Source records
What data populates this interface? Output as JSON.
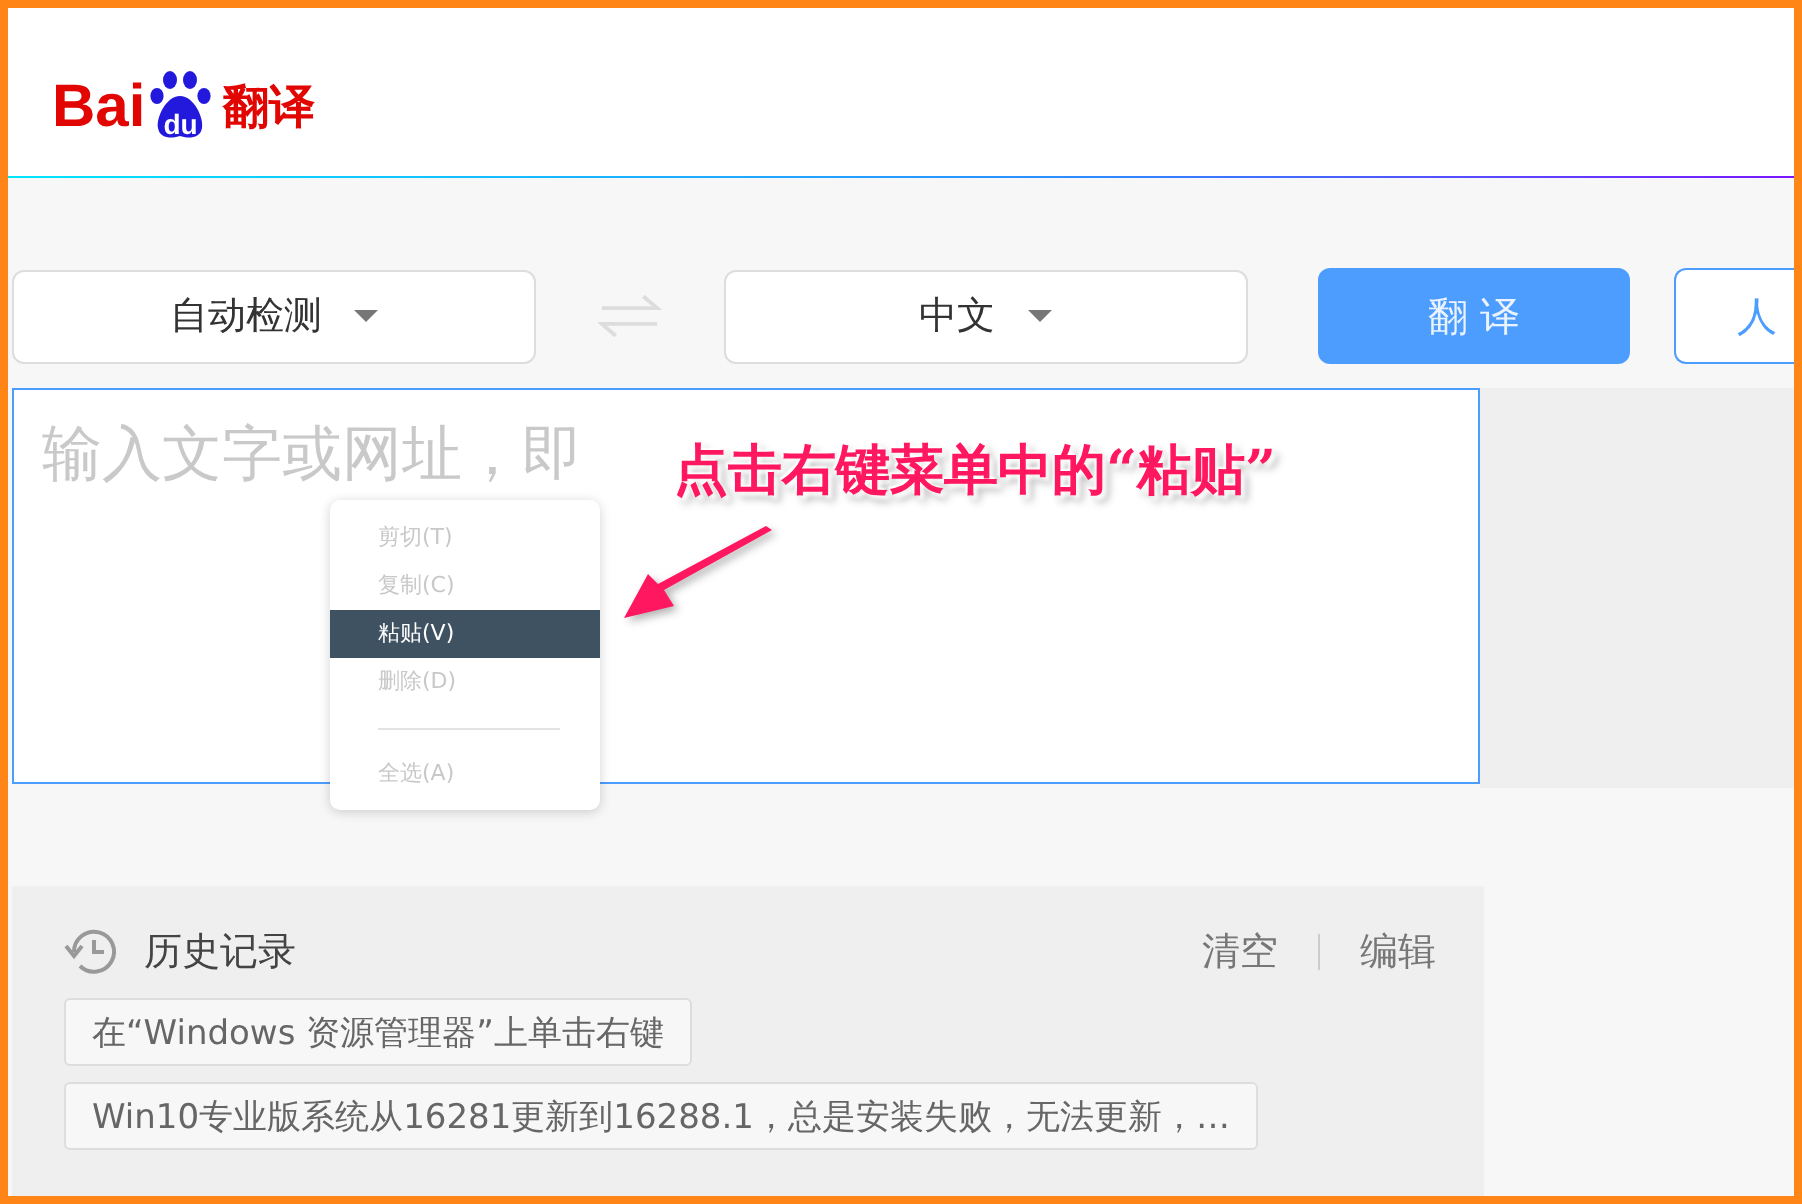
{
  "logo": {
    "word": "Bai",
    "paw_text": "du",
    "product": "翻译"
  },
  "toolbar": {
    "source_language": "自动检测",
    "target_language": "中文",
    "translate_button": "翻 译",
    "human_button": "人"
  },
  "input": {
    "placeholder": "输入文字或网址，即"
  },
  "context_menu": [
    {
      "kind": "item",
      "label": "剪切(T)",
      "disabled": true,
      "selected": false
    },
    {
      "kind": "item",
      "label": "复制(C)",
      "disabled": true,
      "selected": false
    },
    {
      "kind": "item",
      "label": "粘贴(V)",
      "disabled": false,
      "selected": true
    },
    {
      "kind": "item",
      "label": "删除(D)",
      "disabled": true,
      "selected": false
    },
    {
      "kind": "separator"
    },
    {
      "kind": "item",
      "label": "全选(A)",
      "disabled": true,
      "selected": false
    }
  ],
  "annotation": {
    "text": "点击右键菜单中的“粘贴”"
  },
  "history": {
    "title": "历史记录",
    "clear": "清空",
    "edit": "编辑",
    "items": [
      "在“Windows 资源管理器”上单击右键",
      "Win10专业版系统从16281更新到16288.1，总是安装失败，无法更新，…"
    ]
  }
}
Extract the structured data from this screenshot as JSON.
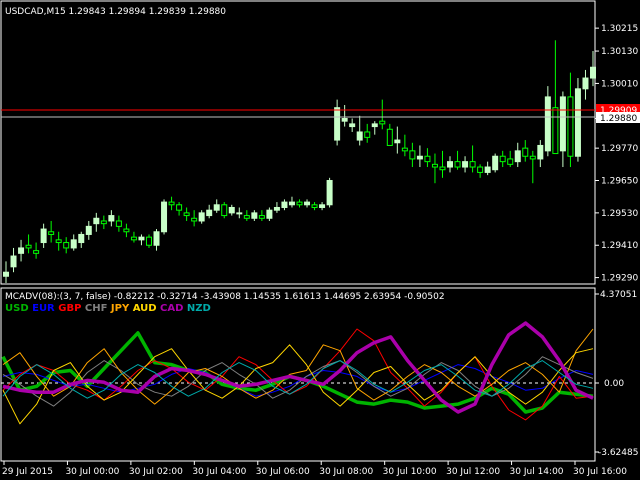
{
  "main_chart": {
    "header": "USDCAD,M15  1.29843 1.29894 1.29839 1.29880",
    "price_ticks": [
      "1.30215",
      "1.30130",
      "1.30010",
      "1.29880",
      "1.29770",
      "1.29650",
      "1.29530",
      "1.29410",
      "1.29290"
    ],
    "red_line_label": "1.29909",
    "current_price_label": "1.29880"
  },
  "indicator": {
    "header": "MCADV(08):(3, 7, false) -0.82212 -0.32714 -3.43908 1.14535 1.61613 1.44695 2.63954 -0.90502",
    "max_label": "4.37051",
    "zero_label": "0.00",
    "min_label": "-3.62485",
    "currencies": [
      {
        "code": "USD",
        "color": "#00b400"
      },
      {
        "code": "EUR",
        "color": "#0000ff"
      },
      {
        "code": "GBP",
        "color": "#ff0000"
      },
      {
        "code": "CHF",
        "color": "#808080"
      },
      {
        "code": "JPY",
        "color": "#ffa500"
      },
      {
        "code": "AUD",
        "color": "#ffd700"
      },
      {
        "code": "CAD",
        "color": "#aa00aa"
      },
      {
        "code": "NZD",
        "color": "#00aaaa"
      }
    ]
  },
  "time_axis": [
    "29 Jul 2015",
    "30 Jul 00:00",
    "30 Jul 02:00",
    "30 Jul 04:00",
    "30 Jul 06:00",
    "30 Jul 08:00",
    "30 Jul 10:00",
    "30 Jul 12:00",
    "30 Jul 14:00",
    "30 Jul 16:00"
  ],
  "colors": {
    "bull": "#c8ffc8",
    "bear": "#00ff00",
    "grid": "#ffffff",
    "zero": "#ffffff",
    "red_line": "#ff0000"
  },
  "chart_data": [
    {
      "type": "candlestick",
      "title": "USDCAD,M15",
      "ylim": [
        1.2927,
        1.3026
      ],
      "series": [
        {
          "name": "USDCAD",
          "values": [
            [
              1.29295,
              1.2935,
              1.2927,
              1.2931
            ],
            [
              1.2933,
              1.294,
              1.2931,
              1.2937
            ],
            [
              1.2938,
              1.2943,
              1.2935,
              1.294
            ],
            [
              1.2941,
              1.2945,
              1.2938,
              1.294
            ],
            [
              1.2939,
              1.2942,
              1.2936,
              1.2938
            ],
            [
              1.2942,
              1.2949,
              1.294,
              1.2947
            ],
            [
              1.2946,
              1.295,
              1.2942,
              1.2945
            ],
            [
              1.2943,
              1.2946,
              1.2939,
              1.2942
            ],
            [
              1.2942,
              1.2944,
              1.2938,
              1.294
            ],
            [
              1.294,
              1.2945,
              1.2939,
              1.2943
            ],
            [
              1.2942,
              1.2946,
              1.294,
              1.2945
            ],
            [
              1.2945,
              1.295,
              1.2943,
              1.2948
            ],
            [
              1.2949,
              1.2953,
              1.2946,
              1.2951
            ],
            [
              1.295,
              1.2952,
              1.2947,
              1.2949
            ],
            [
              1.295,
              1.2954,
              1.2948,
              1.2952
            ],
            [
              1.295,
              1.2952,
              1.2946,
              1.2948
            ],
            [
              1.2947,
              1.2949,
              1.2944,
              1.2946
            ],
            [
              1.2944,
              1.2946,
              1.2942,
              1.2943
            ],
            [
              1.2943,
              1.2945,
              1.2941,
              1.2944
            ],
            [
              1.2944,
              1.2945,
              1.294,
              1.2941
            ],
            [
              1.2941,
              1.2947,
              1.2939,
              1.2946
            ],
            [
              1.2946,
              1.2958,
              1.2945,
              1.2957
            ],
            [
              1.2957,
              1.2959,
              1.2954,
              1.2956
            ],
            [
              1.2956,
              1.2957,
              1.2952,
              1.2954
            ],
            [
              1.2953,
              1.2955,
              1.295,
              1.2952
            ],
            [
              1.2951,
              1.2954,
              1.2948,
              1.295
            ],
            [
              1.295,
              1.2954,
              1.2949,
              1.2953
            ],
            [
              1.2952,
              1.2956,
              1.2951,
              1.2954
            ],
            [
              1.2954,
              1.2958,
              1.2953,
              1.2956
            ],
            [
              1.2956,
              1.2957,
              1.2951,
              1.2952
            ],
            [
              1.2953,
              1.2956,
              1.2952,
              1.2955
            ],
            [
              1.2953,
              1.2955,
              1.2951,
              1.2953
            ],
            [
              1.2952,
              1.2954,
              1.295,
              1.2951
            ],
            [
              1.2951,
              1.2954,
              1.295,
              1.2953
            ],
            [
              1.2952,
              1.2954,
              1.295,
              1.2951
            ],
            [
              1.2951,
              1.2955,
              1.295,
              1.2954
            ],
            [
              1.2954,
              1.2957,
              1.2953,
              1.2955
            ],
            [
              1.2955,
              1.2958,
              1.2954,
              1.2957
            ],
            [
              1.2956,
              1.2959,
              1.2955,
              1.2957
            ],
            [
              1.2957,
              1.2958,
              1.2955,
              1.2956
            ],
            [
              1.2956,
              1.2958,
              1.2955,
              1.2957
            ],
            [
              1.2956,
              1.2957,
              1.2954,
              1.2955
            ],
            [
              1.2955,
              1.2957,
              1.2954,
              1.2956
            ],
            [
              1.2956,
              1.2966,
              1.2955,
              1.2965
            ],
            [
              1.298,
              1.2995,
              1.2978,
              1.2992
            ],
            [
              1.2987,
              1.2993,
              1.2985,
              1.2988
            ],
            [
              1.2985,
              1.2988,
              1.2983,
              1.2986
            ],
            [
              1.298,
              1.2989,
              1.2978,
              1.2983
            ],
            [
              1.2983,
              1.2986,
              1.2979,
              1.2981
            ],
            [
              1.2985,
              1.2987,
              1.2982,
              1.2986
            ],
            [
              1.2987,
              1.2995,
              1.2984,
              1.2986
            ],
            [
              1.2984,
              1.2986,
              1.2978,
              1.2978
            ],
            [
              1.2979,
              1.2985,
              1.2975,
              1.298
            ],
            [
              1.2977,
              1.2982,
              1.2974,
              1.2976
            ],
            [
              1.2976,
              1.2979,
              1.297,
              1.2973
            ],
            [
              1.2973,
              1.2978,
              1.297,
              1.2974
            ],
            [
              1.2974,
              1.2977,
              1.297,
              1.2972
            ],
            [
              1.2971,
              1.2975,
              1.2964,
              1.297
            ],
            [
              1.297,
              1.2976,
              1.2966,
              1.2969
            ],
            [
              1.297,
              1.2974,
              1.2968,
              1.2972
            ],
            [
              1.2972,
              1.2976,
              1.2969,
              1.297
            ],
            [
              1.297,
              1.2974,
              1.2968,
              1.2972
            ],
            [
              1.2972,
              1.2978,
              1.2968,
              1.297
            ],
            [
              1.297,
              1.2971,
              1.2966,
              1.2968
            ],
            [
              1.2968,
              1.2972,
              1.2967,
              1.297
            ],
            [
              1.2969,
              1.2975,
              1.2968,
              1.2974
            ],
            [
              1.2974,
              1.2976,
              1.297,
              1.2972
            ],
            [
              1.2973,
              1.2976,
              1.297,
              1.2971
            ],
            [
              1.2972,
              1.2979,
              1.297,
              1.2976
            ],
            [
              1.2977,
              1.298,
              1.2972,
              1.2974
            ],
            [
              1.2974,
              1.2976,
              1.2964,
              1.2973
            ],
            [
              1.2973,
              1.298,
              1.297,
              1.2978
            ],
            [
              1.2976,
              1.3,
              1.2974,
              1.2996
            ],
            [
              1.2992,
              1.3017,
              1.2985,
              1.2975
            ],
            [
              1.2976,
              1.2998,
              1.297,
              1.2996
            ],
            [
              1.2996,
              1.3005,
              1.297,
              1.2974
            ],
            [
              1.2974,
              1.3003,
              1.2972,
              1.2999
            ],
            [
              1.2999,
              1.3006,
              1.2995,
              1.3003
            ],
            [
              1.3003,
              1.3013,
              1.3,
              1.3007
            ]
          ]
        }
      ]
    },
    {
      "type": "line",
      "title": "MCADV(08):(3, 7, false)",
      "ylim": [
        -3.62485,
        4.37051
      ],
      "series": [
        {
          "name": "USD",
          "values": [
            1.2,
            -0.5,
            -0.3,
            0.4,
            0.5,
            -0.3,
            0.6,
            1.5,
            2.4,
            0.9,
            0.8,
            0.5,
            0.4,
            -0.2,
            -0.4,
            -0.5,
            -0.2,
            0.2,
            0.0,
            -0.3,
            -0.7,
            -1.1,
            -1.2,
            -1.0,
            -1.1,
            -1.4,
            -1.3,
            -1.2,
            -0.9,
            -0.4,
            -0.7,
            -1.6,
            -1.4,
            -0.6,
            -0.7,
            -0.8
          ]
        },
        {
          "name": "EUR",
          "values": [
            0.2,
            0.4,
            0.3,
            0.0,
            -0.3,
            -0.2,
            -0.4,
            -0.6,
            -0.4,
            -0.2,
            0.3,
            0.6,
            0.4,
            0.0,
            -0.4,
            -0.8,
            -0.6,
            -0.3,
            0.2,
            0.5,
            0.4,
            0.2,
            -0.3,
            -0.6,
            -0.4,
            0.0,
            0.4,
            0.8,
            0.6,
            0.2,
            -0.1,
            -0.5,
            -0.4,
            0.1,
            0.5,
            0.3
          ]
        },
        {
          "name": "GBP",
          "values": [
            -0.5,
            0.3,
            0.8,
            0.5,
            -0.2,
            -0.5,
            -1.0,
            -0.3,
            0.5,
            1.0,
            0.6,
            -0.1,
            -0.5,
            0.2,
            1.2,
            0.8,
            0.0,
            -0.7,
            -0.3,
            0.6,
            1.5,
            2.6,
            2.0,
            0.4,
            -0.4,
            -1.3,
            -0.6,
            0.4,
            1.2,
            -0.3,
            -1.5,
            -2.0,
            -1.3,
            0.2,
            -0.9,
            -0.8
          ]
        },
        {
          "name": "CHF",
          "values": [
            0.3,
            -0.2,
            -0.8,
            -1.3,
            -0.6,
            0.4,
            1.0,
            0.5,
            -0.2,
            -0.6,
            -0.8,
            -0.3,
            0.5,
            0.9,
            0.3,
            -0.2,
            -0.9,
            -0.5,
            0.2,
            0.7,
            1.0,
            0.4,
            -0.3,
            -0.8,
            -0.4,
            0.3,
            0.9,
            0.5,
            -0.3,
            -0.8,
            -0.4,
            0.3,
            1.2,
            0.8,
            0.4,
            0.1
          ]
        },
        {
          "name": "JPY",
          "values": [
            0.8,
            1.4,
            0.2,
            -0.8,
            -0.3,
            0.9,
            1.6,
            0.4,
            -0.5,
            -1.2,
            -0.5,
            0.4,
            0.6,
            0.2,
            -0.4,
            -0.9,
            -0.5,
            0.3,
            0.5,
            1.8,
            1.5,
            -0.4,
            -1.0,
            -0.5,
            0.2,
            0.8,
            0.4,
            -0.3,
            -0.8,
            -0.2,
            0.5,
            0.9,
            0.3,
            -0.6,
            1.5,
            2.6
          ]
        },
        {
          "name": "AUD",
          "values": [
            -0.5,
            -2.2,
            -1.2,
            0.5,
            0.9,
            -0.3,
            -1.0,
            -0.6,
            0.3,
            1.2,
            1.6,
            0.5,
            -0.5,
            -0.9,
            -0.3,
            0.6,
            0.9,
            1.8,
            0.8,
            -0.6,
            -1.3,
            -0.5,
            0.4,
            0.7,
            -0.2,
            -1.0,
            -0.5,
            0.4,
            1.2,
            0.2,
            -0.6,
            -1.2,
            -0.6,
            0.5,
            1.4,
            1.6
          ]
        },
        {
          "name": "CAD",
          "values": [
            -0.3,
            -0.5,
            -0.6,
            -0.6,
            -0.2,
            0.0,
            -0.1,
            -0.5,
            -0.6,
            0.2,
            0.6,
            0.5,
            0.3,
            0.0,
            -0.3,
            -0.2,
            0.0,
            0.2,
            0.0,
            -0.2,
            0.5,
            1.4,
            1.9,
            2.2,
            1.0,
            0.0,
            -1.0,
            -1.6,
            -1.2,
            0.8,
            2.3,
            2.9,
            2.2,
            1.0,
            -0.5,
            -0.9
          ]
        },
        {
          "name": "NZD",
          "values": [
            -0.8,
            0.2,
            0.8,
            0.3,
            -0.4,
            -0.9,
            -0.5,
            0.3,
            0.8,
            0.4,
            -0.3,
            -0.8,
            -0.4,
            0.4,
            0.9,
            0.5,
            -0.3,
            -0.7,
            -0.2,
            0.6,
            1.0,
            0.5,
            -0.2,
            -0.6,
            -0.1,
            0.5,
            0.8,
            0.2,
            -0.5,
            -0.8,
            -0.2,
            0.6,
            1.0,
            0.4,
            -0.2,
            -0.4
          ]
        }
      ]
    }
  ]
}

## [The task]
Using the entries above, return each line that includes the word "name".

## [Result]
          "name": "USDCAD",
          "name": "USD",
          "name": "EUR",
          "name": "GBP",
          "name": "CHF",
          "name": "JPY",
          "name": "AUD",
          "name": "CAD",
          "name": "NZD",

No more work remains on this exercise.